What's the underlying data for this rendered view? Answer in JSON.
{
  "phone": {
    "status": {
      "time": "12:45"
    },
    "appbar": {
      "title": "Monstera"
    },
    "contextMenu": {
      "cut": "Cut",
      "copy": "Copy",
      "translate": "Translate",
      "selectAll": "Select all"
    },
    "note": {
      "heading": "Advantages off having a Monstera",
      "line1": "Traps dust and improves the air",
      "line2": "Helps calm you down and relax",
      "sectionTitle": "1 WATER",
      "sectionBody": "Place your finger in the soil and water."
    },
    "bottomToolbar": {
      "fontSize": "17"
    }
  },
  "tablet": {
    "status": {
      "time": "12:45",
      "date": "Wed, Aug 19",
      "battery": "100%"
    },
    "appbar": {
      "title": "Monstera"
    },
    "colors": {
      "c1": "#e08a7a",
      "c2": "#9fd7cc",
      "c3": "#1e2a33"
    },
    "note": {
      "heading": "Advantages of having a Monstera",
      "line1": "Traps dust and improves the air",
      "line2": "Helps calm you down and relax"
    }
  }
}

__________

▶ **TASK STATEMENT**:
Using the records above, pull out each line where the word "down" occurs.

▶ **TASK SOLUTION**:
      "line2": "Helps calm you down and relax",
      "line2": "Helps calm you down and relax"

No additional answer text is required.